§ EXERCISE DIRECTIONS: Go through the entries below and print each one exactly, leaving out pictures.

====== PROVIDED RECORDS

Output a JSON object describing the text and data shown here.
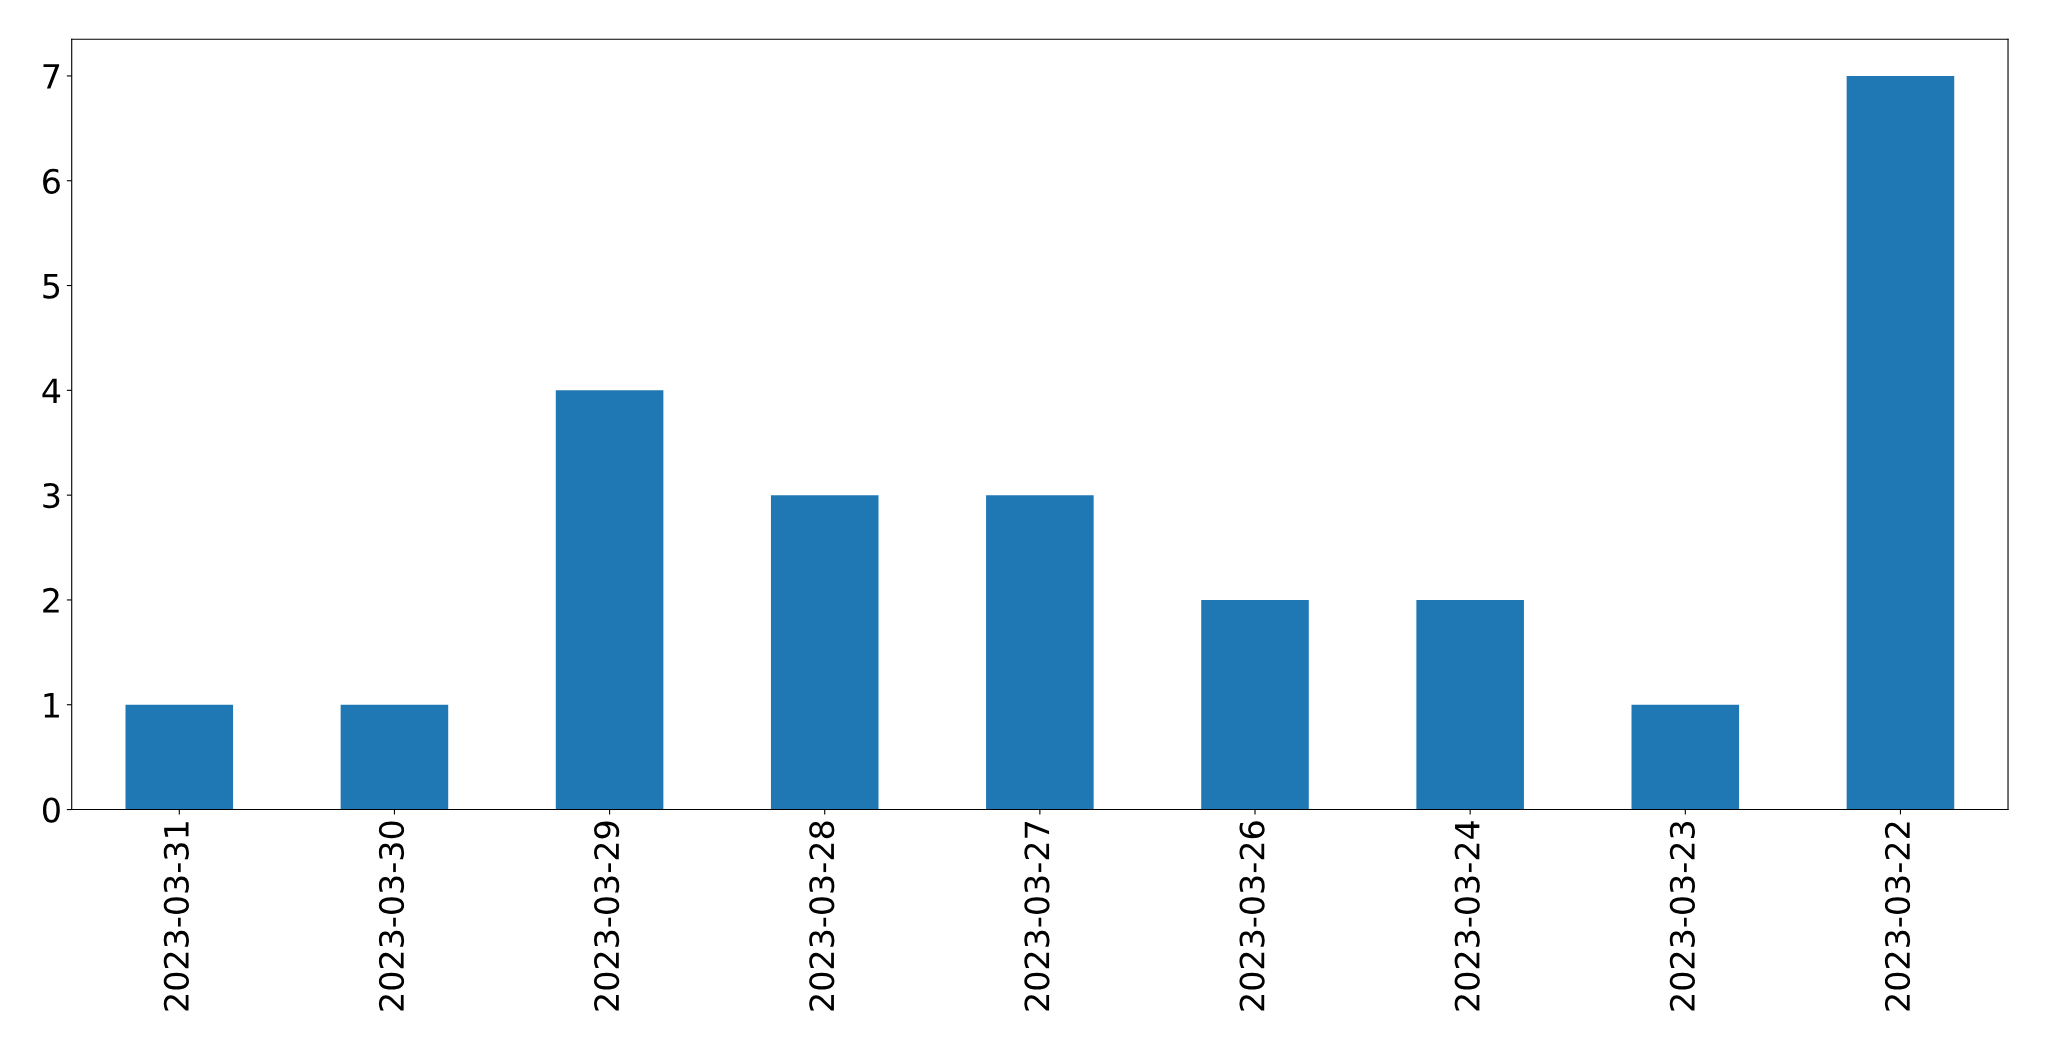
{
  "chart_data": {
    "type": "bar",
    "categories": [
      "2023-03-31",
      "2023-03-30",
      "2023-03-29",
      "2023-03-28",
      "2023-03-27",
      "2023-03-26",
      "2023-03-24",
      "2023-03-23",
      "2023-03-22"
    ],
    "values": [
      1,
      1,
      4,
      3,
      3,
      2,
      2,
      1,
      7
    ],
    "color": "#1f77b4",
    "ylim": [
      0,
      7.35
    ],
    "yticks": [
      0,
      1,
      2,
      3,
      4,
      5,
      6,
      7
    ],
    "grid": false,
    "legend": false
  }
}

============

§ EXPECTED ANSWER:
Output a JSON object describing the text and data shown here.
{
  "chart_data": {
    "type": "bar",
    "categories": [
      "2023-03-31",
      "2023-03-30",
      "2023-03-29",
      "2023-03-28",
      "2023-03-27",
      "2023-03-26",
      "2023-03-24",
      "2023-03-23",
      "2023-03-22"
    ],
    "values": [
      1,
      1,
      4,
      3,
      3,
      2,
      2,
      1,
      7
    ],
    "color": "#1f77b4",
    "ylim": [
      0,
      7.35
    ],
    "yticks": [
      0,
      1,
      2,
      3,
      4,
      5,
      6,
      7
    ],
    "grid": false,
    "legend": false
  }
}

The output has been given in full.